> _Task goal_
Faithfully return all lines, omitting every embedded picture.

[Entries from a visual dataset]
▬▬▬▬▬▬
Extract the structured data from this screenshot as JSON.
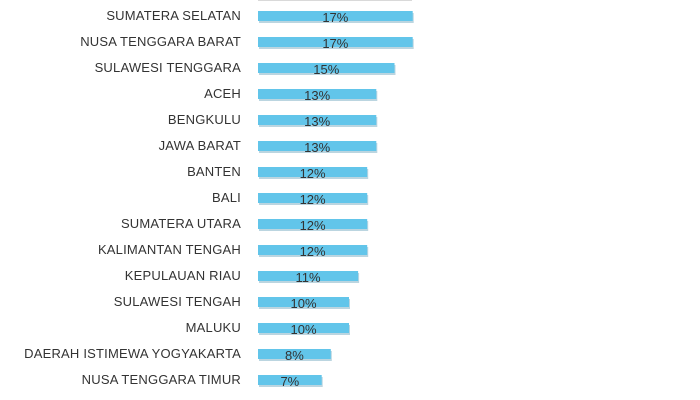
{
  "chart_data": {
    "type": "bar",
    "orientation": "horizontal",
    "categories": [
      "SUMATERA SELATAN",
      "NUSA TENGGARA BARAT",
      "SULAWESI TENGGARA",
      "ACEH",
      "BENGKULU",
      "JAWA BARAT",
      "BANTEN",
      "BALI",
      "SUMATERA UTARA",
      "KALIMANTAN TENGAH",
      "KEPULAUAN RIAU",
      "SULAWESI TENGAH",
      "MALUKU",
      "DAERAH ISTIMEWA YOGYAKARTA",
      "NUSA TENGGARA TIMUR"
    ],
    "values": [
      17,
      17,
      15,
      13,
      13,
      13,
      12,
      12,
      12,
      12,
      11,
      10,
      10,
      8,
      7
    ],
    "value_labels": [
      "17%",
      "17%",
      "15%",
      "13%",
      "13%",
      "13%",
      "12%",
      "12%",
      "12%",
      "12%",
      "11%",
      "10%",
      "10%",
      "8%",
      "7%"
    ],
    "title": "",
    "xlabel": "",
    "ylabel": "",
    "xlim": [
      0,
      17
    ],
    "grid": false,
    "legend": "none",
    "bar_color": "#62c5ea",
    "bar_shadow_color": "#3b87a6"
  }
}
▬▬▬▬▬▬
> _Problem solution_
Extract the structured data from this screenshot as JSON.
{
  "chart_data": {
    "type": "bar",
    "orientation": "horizontal",
    "categories": [
      "SUMATERA SELATAN",
      "NUSA TENGGARA BARAT",
      "SULAWESI TENGGARA",
      "ACEH",
      "BENGKULU",
      "JAWA BARAT",
      "BANTEN",
      "BALI",
      "SUMATERA UTARA",
      "KALIMANTAN TENGAH",
      "KEPULAUAN RIAU",
      "SULAWESI TENGAH",
      "MALUKU",
      "DAERAH ISTIMEWA YOGYAKARTA",
      "NUSA TENGGARA TIMUR"
    ],
    "values": [
      17,
      17,
      15,
      13,
      13,
      13,
      12,
      12,
      12,
      12,
      11,
      10,
      10,
      8,
      7
    ],
    "value_labels": [
      "17%",
      "17%",
      "15%",
      "13%",
      "13%",
      "13%",
      "12%",
      "12%",
      "12%",
      "12%",
      "11%",
      "10%",
      "10%",
      "8%",
      "7%"
    ],
    "title": "",
    "xlabel": "",
    "ylabel": "",
    "xlim": [
      0,
      17
    ],
    "grid": false,
    "legend": "none",
    "bar_color": "#62c5ea",
    "bar_shadow_color": "#3b87a6"
  }
}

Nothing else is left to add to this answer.